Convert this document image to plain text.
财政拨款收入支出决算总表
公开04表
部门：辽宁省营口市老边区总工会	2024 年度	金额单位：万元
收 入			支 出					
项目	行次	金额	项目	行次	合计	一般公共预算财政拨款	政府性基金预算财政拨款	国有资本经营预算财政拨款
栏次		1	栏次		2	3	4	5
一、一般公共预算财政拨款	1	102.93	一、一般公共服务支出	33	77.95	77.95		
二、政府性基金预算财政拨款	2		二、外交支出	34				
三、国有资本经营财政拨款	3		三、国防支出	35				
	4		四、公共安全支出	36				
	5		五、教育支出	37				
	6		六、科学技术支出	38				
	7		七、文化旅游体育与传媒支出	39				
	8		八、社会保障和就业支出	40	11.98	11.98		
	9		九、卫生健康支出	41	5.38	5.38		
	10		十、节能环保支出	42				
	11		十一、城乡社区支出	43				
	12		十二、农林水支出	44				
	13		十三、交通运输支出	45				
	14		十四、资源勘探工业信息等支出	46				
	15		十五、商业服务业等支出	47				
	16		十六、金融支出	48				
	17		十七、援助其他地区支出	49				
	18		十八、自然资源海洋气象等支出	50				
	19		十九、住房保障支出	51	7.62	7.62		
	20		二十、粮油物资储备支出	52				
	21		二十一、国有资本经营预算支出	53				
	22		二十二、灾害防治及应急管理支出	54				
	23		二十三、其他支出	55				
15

What is required
Repeat all of the records above exactly as written.

Answer for the task
Convert this document image to plain text.
财政拨款收入支出决算总表
公开04表
部门：辽宁省营口市老边区总工会	2024 年度	金额单位：万元
收 入			支 出					
项目	行次	金额	项目	行次	合计	一般公共预算财政拨款	政府性基金预算财政拨款	国有资本经营预算财政拨款
栏次		1	栏次		2	3	4	5
一、一般公共预算财政拨款	1	102.93	一、一般公共服务支出	33	77.95	77.95		
二、政府性基金预算财政拨款	2		二、外交支出	34				
三、国有资本经营财政拨款	3		三、国防支出	35				
	4		四、公共安全支出	36				
	5		五、教育支出	37				
	6		六、科学技术支出	38				
	7		七、文化旅游体育与传媒支出	39				
	8		八、社会保障和就业支出	40	11.98	11.98		
	9		九、卫生健康支出	41	5.38	5.38		
	10		十、节能环保支出	42				
	11		十一、城乡社区支出	43				
	12		十二、农林水支出	44				
	13		十三、交通运输支出	45				
	14		十四、资源勘探工业信息等支出	46				
	15		十五、商业服务业等支出	47				
	16		十六、金融支出	48				
	17		十七、援助其他地区支出	49				
	18		十八、自然资源海洋气象等支出	50				
	19		十九、住房保障支出	51	7.62	7.62		
	20		二十、粮油物资储备支出	52				
	21		二十一、国有资本经营预算支出	53				
	22		二十二、灾害防治及应急管理支出	54				
	23		二十三、其他支出	55				
15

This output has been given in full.